- Aim -
Locate "Output a JSON" in the data below, then output the line it is on and all following lines through the last, word for word. Skip any pictures.

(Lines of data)
— START —

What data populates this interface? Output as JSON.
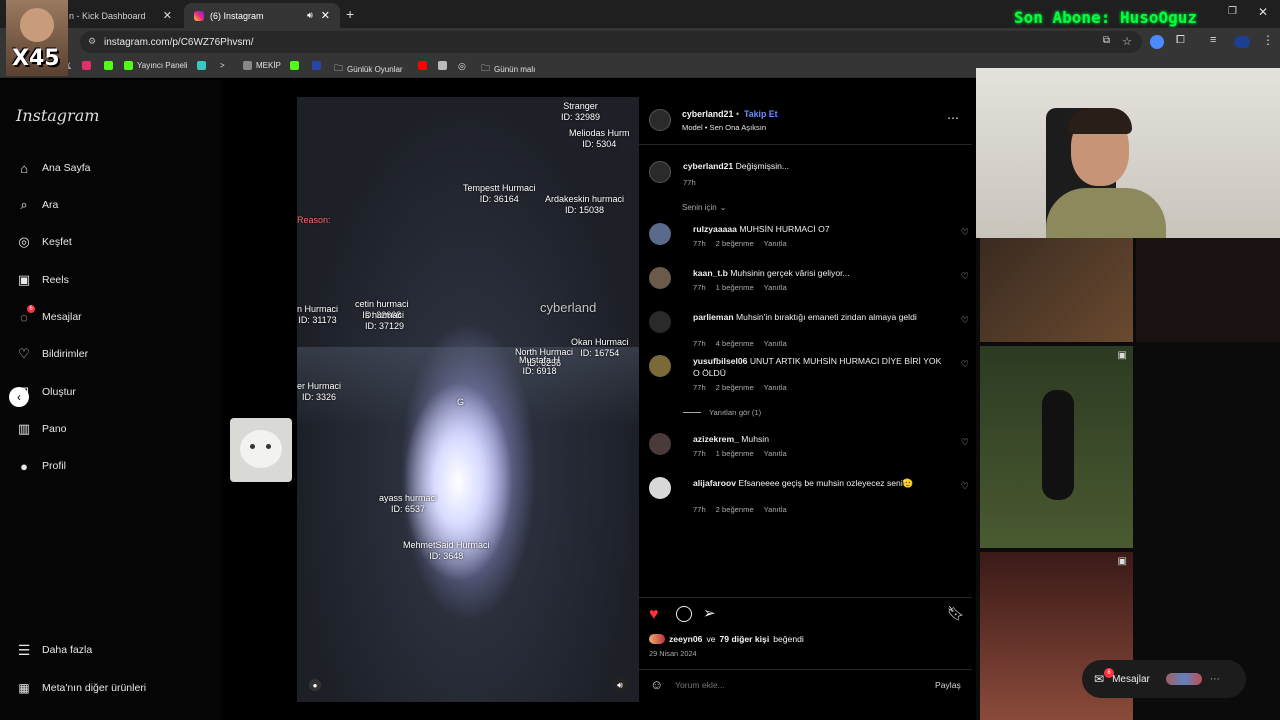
{
  "browser": {
    "tabs": [
      {
        "title": "n - Kick Dashboard"
      },
      {
        "title": "(6) Instagram"
      }
    ],
    "new_tab": "+",
    "url": "instagram.com/p/C6WZ76Phvsm/",
    "bookmarks": [
      "Yayıncı Paneli",
      "MEKİP",
      "Günlük Oyunlar",
      "Günün malı"
    ]
  },
  "stream_overlay": {
    "badge": "X45",
    "subscriber_banner": "Son Abone: HusoOguz"
  },
  "instagram": {
    "logo": "Instagram",
    "nav": [
      {
        "label": "Ana Sayfa",
        "icon": "home-icon"
      },
      {
        "label": "Ara",
        "icon": "search-icon"
      },
      {
        "label": "Keşfet",
        "icon": "explore-icon"
      },
      {
        "label": "Reels",
        "icon": "reels-icon"
      },
      {
        "label": "Mesajlar",
        "icon": "messages-icon",
        "badge": "6"
      },
      {
        "label": "Bildirimler",
        "icon": "heart-icon"
      },
      {
        "label": "Oluştur",
        "icon": "create-icon"
      },
      {
        "label": "Pano",
        "icon": "dashboard-icon"
      },
      {
        "label": "Profil",
        "icon": "profile-icon"
      }
    ],
    "more": "Daha fazla",
    "meta": "Meta'nın diğer ürünleri"
  },
  "post": {
    "author": "cyberland21",
    "follow": "Takip Et",
    "subtitle": "Model • Sen Ona Aşıksın",
    "caption_author": "cyberland21",
    "caption": "Değişmişsin...",
    "caption_time": "77h",
    "sort_label": "Senin için",
    "comments": [
      {
        "user": "rulzyaaaaa",
        "text": "MUHSİN HURMACİ O7",
        "time": "77h",
        "likes": "2 beğenme",
        "reply": "Yanıtla"
      },
      {
        "user": "kaan_t.b",
        "text": "Muhsinin gerçek vârisi geliyor...",
        "time": "77h",
        "likes": "1 beğenme",
        "reply": "Yanıtla"
      },
      {
        "user": "parlieman",
        "text": "Muhsin'in bıraktığı emaneti zindan almaya geldi",
        "time": "77h",
        "likes": "4 beğenme",
        "reply": "Yanıtla"
      },
      {
        "user": "yusufbilsel06",
        "text": "UNUT ARTIK MUHSİN HURMACI DİYE BİRİ YOK O ÖLDÜ",
        "time": "77h",
        "likes": "2 beğenme",
        "reply": "Yanıtla"
      },
      {
        "user": "azizekrem_",
        "text": "Muhsin",
        "time": "77h",
        "likes": "1 beğenme",
        "reply": "Yanıtla"
      },
      {
        "user": "alijafaroov",
        "text": "Efsaneeee geçiş be muhsin ozleyecez seni🫡",
        "time": "77h",
        "likes": "2 beğenme",
        "reply": "Yanıtla"
      }
    ],
    "view_replies": "Yanıtları gör (1)",
    "liked_by_user": "zeeyn06",
    "liked_by_joiner": "ve",
    "liked_by_others": "79 diğer kişi",
    "liked_by_suffix": "beğendi",
    "date": "29 Nisan 2024",
    "comment_placeholder": "Yorum ekle...",
    "share": "Paylaş"
  },
  "video_overlay_labels": [
    {
      "text": "Stranger\nID: 32989"
    },
    {
      "text": "Meliodas Hurm\nID: 5304"
    },
    {
      "text": "Tempestt Hurmaci\nID: 36164"
    },
    {
      "text": "Ardakeskin hurmaci\nID: 15038"
    },
    {
      "text": "Reason:"
    },
    {
      "text": "cetin hurmaci\nID: 32668"
    },
    {
      "text": "s hurmaci\nID: 37129"
    },
    {
      "text": "n Hurmaci\nID: 31173"
    },
    {
      "text": "cyberland"
    },
    {
      "text": "Okan Hurmaci\nID: 16754"
    },
    {
      "text": "North Hurmaci\nID: 6256"
    },
    {
      "text": "Mustafa H\nID: 6918"
    },
    {
      "text": "er Hurmaci\nID: 3326"
    },
    {
      "text": "G"
    },
    {
      "text": "ayass hurmaci\nID: 6537"
    },
    {
      "text": "MehmetSaid Hurmaci\nID: 3648"
    }
  ],
  "messages_widget": {
    "label": "Mesajlar",
    "badge": "6"
  },
  "colors": {
    "follow": "#708dff",
    "like": "#ff3040",
    "banner": "#00ff3c"
  }
}
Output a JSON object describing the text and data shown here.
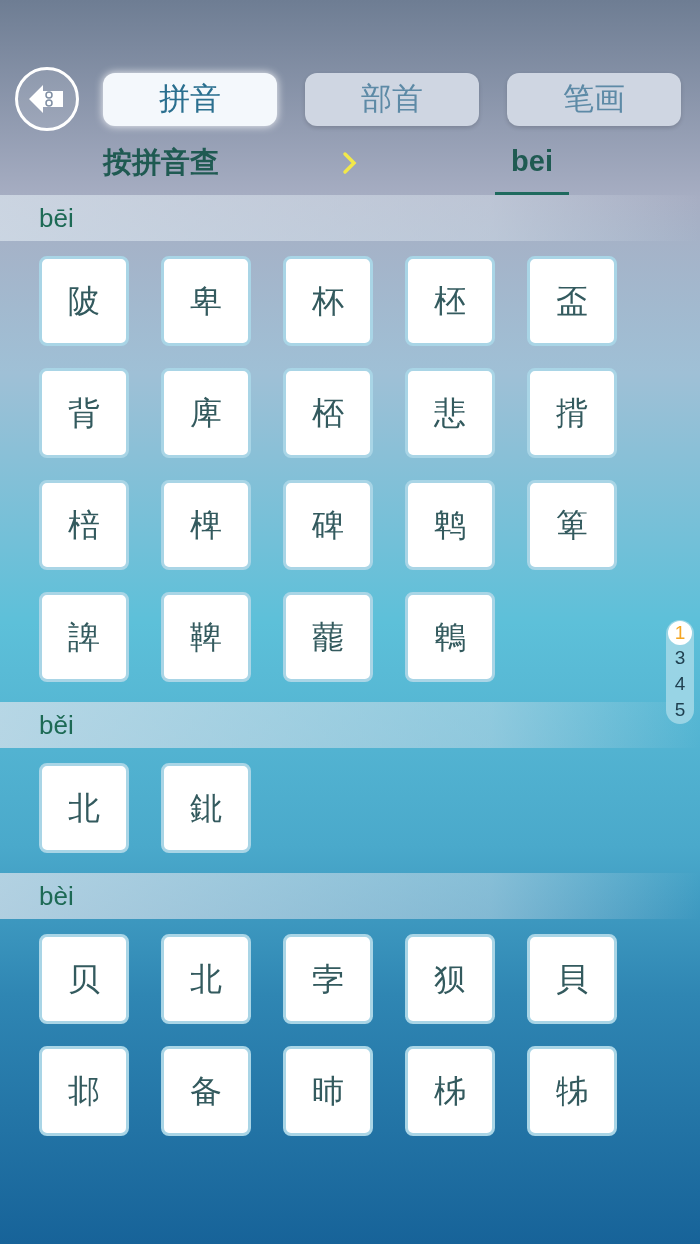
{
  "tabs": [
    {
      "label": "拼音",
      "selected": true
    },
    {
      "label": "部首",
      "selected": false
    },
    {
      "label": "笔画",
      "selected": false
    }
  ],
  "breadcrumb": {
    "mode": "按拼音查",
    "current": "bei"
  },
  "sections": [
    {
      "pinyin": "bēi",
      "characters": [
        "陂",
        "卑",
        "杯",
        "柸",
        "盃",
        "背",
        "庳",
        "桮",
        "悲",
        "揹",
        "棓",
        "椑",
        "碑",
        "鹎",
        "箄",
        "諀",
        "鞞",
        "藣",
        "鵯"
      ]
    },
    {
      "pinyin": "běi",
      "characters": [
        "北",
        "鉳"
      ]
    },
    {
      "pinyin": "bèi",
      "characters": [
        "贝",
        "北",
        "孛",
        "狈",
        "貝",
        "邶",
        "备",
        "昁",
        "柹",
        "牬"
      ]
    }
  ],
  "index": [
    {
      "label": "1",
      "selected": true
    },
    {
      "label": "3",
      "selected": false
    },
    {
      "label": "4",
      "selected": false
    },
    {
      "label": "5",
      "selected": false
    }
  ]
}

— END —

- Task result -
Output a JSON object describing the text and data shown here.
{
  "tabs": [
    {
      "label": "拼音",
      "selected": true
    },
    {
      "label": "部首",
      "selected": false
    },
    {
      "label": "笔画",
      "selected": false
    }
  ],
  "breadcrumb": {
    "mode": "按拼音查",
    "current": "bei"
  },
  "sections": [
    {
      "pinyin": "bēi",
      "characters": [
        "陂",
        "卑",
        "杯",
        "柸",
        "盃",
        "背",
        "庳",
        "桮",
        "悲",
        "揹",
        "棓",
        "椑",
        "碑",
        "鹎",
        "箄",
        "諀",
        "鞞",
        "藣",
        "鵯"
      ]
    },
    {
      "pinyin": "běi",
      "characters": [
        "北",
        "鉳"
      ]
    },
    {
      "pinyin": "bèi",
      "characters": [
        "贝",
        "北",
        "孛",
        "狈",
        "貝",
        "邶",
        "备",
        "昁",
        "柹",
        "牬"
      ]
    }
  ],
  "index": [
    {
      "label": "1",
      "selected": true
    },
    {
      "label": "3",
      "selected": false
    },
    {
      "label": "4",
      "selected": false
    },
    {
      "label": "5",
      "selected": false
    }
  ]
}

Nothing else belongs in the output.